Gather up all lines that carry the word "glyph".

→ **AVAILABLE RECORDS**:
⟨
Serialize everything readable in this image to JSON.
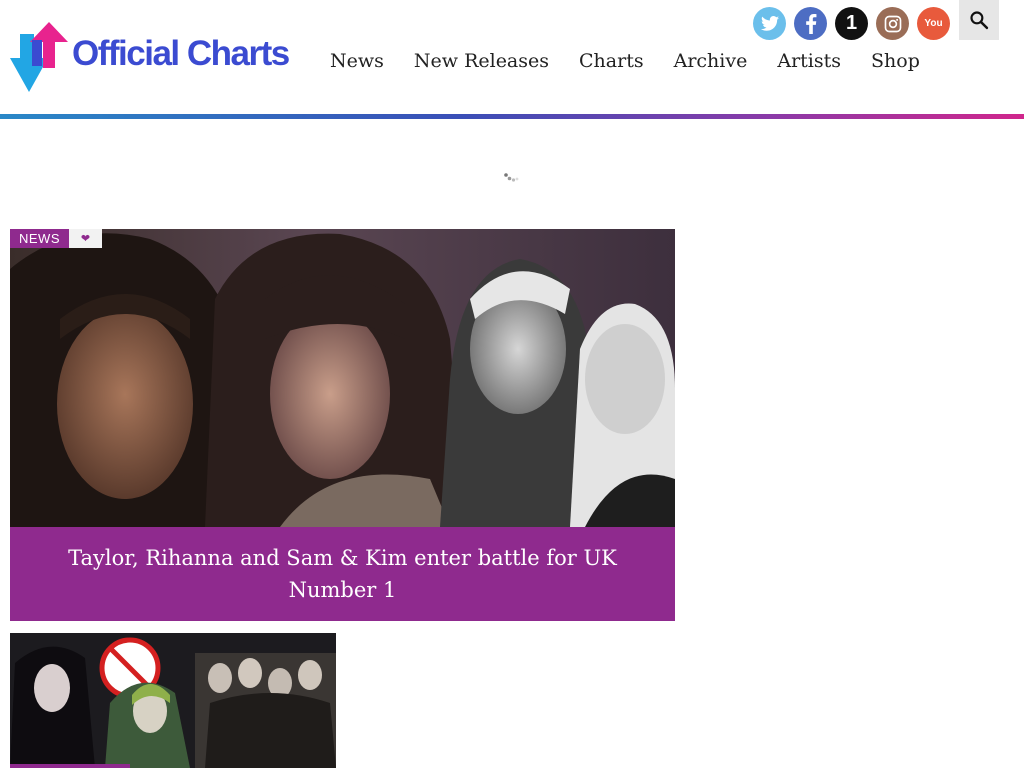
{
  "header": {
    "logo_text": "Official Charts",
    "nav": [
      "News",
      "New Releases",
      "Charts",
      "Archive",
      "Artists",
      "Shop"
    ],
    "social": [
      {
        "name": "twitter-icon",
        "glyph": "🐦"
      },
      {
        "name": "facebook-icon",
        "glyph": "f"
      },
      {
        "name": "official-charts-1-icon",
        "glyph": "1"
      },
      {
        "name": "instagram-icon",
        "glyph": "▣"
      },
      {
        "name": "youtube-icon",
        "glyph": "You"
      }
    ],
    "search_icon": "search-icon"
  },
  "colors": {
    "brand_purple": "#8f2a8e",
    "brand_blue": "#3b4bd1",
    "logo_cyan": "#22a6e4",
    "logo_pink": "#e8238e"
  },
  "hero": {
    "tag": "NEWS",
    "tag_icon": "heart-icon",
    "headline": "Taylor, Rihanna and Sam & Kim enter battle for UK Number 1"
  }
}
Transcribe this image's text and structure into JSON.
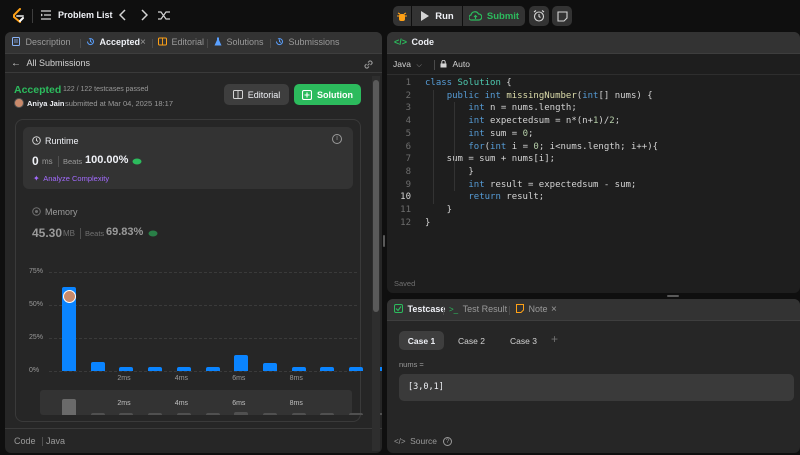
⟩
→ **FINAL ANSWER**:
        "glyph": "🐦"
        "glyph": "f"
        "glyph": "1"
        "glyph": "▣"
        "glyph": "You"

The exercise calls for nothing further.